**Task directions**
Please give the listing again in its entirety, exactly as written.

**Given entries**
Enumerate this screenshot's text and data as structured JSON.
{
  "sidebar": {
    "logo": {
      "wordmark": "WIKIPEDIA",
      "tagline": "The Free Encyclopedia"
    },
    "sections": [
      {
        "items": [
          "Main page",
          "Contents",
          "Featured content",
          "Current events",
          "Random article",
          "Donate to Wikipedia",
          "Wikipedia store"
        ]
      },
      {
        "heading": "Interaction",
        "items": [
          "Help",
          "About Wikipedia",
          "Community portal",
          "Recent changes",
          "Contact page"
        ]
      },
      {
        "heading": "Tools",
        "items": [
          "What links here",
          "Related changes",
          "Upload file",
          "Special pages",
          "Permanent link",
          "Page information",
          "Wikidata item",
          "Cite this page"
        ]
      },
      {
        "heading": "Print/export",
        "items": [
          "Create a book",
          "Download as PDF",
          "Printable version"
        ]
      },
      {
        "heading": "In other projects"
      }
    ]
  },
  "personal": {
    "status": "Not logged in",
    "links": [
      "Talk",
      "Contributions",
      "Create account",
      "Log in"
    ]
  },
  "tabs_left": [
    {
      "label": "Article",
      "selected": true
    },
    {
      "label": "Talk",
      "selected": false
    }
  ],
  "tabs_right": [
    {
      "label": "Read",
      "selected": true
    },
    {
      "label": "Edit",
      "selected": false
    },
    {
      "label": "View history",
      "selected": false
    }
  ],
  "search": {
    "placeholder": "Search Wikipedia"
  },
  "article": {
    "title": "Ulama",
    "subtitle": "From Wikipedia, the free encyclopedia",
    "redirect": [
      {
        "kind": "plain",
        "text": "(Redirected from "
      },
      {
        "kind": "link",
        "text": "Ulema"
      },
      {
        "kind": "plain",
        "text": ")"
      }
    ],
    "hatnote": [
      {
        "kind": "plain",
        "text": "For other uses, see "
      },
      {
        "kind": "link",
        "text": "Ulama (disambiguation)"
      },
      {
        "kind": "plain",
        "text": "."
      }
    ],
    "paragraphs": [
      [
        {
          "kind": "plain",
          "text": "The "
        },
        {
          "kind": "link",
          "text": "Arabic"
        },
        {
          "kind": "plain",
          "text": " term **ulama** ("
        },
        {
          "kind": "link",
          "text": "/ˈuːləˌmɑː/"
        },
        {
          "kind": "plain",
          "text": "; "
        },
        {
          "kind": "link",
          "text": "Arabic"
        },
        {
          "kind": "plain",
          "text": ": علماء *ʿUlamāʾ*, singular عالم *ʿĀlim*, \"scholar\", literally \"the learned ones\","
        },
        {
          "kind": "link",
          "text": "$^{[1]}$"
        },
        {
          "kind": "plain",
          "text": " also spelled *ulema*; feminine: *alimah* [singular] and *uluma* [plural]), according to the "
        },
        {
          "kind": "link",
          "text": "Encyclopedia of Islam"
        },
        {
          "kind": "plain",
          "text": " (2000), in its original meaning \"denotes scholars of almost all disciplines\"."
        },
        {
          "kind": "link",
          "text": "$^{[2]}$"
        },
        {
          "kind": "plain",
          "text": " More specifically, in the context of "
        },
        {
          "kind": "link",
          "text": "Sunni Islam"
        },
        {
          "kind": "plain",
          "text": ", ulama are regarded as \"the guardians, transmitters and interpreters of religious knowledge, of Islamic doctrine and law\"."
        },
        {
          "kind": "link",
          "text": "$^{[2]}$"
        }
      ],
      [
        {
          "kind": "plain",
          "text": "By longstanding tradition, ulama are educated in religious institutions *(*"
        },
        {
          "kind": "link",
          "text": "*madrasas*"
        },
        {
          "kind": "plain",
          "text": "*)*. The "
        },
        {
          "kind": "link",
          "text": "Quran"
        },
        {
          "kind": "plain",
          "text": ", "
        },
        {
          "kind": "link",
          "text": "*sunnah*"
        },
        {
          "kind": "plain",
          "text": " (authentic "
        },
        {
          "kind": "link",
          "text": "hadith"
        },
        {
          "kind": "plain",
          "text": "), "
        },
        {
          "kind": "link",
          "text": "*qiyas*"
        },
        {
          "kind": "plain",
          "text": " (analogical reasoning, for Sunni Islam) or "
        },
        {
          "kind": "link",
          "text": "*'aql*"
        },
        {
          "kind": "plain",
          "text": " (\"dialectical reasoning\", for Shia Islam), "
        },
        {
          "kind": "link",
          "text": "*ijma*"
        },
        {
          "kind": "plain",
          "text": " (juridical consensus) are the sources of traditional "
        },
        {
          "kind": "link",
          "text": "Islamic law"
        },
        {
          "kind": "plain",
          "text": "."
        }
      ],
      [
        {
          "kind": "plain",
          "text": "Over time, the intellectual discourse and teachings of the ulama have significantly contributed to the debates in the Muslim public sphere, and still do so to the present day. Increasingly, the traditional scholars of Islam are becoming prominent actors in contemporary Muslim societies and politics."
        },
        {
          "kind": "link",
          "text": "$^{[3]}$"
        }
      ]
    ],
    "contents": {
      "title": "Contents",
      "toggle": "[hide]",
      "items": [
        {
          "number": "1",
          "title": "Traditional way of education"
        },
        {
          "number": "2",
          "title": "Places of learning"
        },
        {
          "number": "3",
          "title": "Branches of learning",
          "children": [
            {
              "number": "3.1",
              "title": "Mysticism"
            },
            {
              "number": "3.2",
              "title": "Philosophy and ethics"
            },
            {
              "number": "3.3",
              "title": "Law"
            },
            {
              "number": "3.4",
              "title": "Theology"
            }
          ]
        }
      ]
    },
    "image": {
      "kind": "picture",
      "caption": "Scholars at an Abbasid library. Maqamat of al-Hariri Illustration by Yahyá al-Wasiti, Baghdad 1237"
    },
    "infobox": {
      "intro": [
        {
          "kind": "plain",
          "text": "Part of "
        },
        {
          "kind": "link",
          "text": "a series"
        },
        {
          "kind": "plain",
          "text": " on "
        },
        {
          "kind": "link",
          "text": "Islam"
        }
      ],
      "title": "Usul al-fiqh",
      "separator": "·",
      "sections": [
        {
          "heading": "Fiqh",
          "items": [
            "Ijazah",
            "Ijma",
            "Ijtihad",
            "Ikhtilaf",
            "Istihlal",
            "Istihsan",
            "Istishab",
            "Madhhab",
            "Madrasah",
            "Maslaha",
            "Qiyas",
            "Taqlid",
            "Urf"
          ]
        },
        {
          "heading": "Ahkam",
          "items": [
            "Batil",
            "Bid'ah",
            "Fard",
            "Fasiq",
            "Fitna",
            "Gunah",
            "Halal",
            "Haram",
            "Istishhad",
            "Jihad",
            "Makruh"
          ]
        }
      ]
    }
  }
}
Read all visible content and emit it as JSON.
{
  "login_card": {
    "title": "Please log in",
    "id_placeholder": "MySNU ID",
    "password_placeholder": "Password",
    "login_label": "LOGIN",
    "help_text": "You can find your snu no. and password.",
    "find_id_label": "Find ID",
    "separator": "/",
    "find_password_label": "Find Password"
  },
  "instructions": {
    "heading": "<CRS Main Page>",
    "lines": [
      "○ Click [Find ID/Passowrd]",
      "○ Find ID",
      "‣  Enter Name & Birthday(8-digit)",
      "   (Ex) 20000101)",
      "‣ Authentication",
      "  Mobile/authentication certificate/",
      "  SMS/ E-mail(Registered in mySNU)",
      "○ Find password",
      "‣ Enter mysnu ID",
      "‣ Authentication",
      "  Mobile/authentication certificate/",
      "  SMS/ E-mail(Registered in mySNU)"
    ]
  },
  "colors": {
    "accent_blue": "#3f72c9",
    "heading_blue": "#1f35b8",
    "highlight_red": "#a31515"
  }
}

**Worked solution**
Enumerate this screenshot's text and data as structured JSON.
{
  "sidebar": {
    "logo": {
      "wordmark": "WIKIPEDIA",
      "tagline": "The Free Encyclopedia"
    },
    "sections": [
      {
        "items": [
          "Main page",
          "Contents",
          "Featured content",
          "Current events",
          "Random article",
          "Donate to Wikipedia",
          "Wikipedia store"
        ]
      },
      {
        "heading": "Interaction",
        "items": [
          "Help",
          "About Wikipedia",
          "Community portal",
          "Recent changes",
          "Contact page"
        ]
      },
      {
        "heading": "Tools",
        "items": [
          "What links here",
          "Related changes",
          "Upload file",
          "Special pages",
          "Permanent link",
          "Page information",
          "Wikidata item",
          "Cite this page"
        ]
      },
      {
        "heading": "Print/export",
        "items": [
          "Create a book",
          "Download as PDF",
          "Printable version"
        ]
      },
      {
        "heading": "In other projects"
      }
    ]
  },
  "personal": {
    "status": "Not logged in",
    "links": [
      "Talk",
      "Contributions",
      "Create account",
      "Log in"
    ]
  },
  "tabs_left": [
    {
      "label": "Article",
      "selected": true
    },
    {
      "label": "Talk",
      "selected": false
    }
  ],
  "tabs_right": [
    {
      "label": "Read",
      "selected": true
    },
    {
      "label": "Edit",
      "selected": false
    },
    {
      "label": "View history",
      "selected": false
    }
  ],
  "search": {
    "placeholder": "Search Wikipedia"
  },
  "article": {
    "title": "Ulama",
    "subtitle": "From Wikipedia, the free encyclopedia",
    "redirect": [
      {
        "kind": "plain",
        "text": "(Redirected from "
      },
      {
        "kind": "link",
        "text": "Ulema"
      },
      {
        "kind": "plain",
        "text": ")"
      }
    ],
    "hatnote": [
      {
        "kind": "plain",
        "text": "For other uses, see "
      },
      {
        "kind": "link",
        "text": "Ulama (disambiguation)"
      },
      {
        "kind": "plain",
        "text": "."
      }
    ],
    "paragraphs": [
      [
        {
          "kind": "plain",
          "text": "The "
        },
        {
          "kind": "link",
          "text": "Arabic"
        },
        {
          "kind": "plain",
          "text": " term **ulama** ("
        },
        {
          "kind": "link",
          "text": "/ˈuːləˌmɑː/"
        },
        {
          "kind": "plain",
          "text": "; "
        },
        {
          "kind": "link",
          "text": "Arabic"
        },
        {
          "kind": "plain",
          "text": ": علماء *ʿUlamāʾ*, singular عالم *ʿĀlim*, \"scholar\", literally \"the learned ones\","
        },
        {
          "kind": "link",
          "text": "$^{[1]}$"
        },
        {
          "kind": "plain",
          "text": " also spelled *ulema*; feminine: *alimah* [singular] and *uluma* [plural]), according to the "
        },
        {
          "kind": "link",
          "text": "Encyclopedia of Islam"
        },
        {
          "kind": "plain",
          "text": " (2000), in its original meaning \"denotes scholars of almost all disciplines\"."
        },
        {
          "kind": "link",
          "text": "$^{[2]}$"
        },
        {
          "kind": "plain",
          "text": " More specifically, in the context of "
        },
        {
          "kind": "link",
          "text": "Sunni Islam"
        },
        {
          "kind": "plain",
          "text": ", ulama are regarded as \"the guardians, transmitters and interpreters of religious knowledge, of Islamic doctrine and law\"."
        },
        {
          "kind": "link",
          "text": "$^{[2]}$"
        }
      ],
      [
        {
          "kind": "plain",
          "text": "By longstanding tradition, ulama are educated in religious institutions *(*"
        },
        {
          "kind": "link",
          "text": "*madrasas*"
        },
        {
          "kind": "plain",
          "text": "*)*. The "
        },
        {
          "kind": "link",
          "text": "Quran"
        },
        {
          "kind": "plain",
          "text": ", "
        },
        {
          "kind": "link",
          "text": "*sunnah*"
        },
        {
          "kind": "plain",
          "text": " (authentic "
        },
        {
          "kind": "link",
          "text": "hadith"
        },
        {
          "kind": "plain",
          "text": "), "
        },
        {
          "kind": "link",
          "text": "*qiyas*"
        },
        {
          "kind": "plain",
          "text": " (analogical reasoning, for Sunni Islam) or "
        },
        {
          "kind": "link",
          "text": "*'aql*"
        },
        {
          "kind": "plain",
          "text": " (\"dialectical reasoning\", for Shia Islam), "
        },
        {
          "kind": "link",
          "text": "*ijma*"
        },
        {
          "kind": "plain",
          "text": " (juridical consensus) are the sources of traditional "
        },
        {
          "kind": "link",
          "text": "Islamic law"
        },
        {
          "kind": "plain",
          "text": "."
        }
      ],
      [
        {
          "kind": "plain",
          "text": "Over time, the intellectual discourse and teachings of the ulama have significantly contributed to the debates in the Muslim public sphere, and still do so to the present day. Increasingly, the traditional scholars of Islam are becoming prominent actors in contemporary Muslim societies and politics."
        },
        {
          "kind": "link",
          "text": "$^{[3]}$"
        }
      ]
    ],
    "contents": {
      "title": "Contents",
      "toggle": "[hide]",
      "items": [
        {
          "number": "1",
          "title": "Traditional way of education"
        },
        {
          "number": "2",
          "title": "Places of learning"
        },
        {
          "number": "3",
          "title": "Branches of learning",
          "children": [
            {
              "number": "3.1",
              "title": "Mysticism"
            },
            {
              "number": "3.2",
              "title": "Philosophy and ethics"
            },
            {
              "number": "3.3",
              "title": "Law"
            },
            {
              "number": "3.4",
              "title": "Theology"
            }
          ]
        }
      ]
    },
    "image": {
      "kind": "picture",
      "caption": "Scholars at an Abbasid library. Maqamat of al-Hariri Illustration by Yahyá al-Wasiti, Baghdad 1237"
    },
    "infobox": {
      "intro": [
        {
          "kind": "plain",
          "text": "Part of "
        },
        {
          "kind": "link",
          "text": "a series"
        },
        {
          "kind": "plain",
          "text": " on "
        },
        {
          "kind": "link",
          "text": "Islam"
        }
      ],
      "title": "Usul al-fiqh",
      "separator": "·",
      "sections": [
        {
          "heading": "Fiqh",
          "items": [
            "Ijazah",
            "Ijma",
            "Ijtihad",
            "Ikhtilaf",
            "Istihlal",
            "Istihsan",
            "Istishab",
            "Madhhab",
            "Madrasah",
            "Maslaha",
            "Qiyas",
            "Taqlid",
            "Urf"
          ]
        },
        {
          "heading": "Ahkam",
          "items": [
            "Batil",
            "Bid'ah",
            "Fard",
            "Fasiq",
            "Fitna",
            "Gunah",
            "Halal",
            "Haram",
            "Istishhad",
            "Jihad",
            "Makruh"
          ]
        }
      ]
    }
  }
}
Read all visible content and emit it as JSON.
{
  "login_card": {
    "title": "Please log in",
    "id_placeholder": "MySNU ID",
    "password_placeholder": "Password",
    "login_label": "LOGIN",
    "help_text": "You can find your snu no. and password.",
    "find_id_label": "Find ID",
    "separator": "/",
    "find_password_label": "Find Password"
  },
  "instructions": {
    "heading": "<CRS Main Page>",
    "lines": [
      "○ Click [Find ID/Passowrd]",
      "○ Find ID",
      "‣  Enter Name & Birthday(8-digit)",
      "   (Ex) 20000101)",
      "‣ Authentication",
      "  Mobile/authentication certificate/",
      "  SMS/ E-mail(Registered in mySNU)",
      "○ Find password",
      "‣ Enter mysnu ID",
      "‣ Authentication",
      "  Mobile/authentication certificate/",
      "  SMS/ E-mail(Registered in mySNU)"
    ]
  },
  "colors": {
    "accent_blue": "#3f72c9",
    "heading_blue": "#1f35b8",
    "highlight_red": "#a31515"
  }
}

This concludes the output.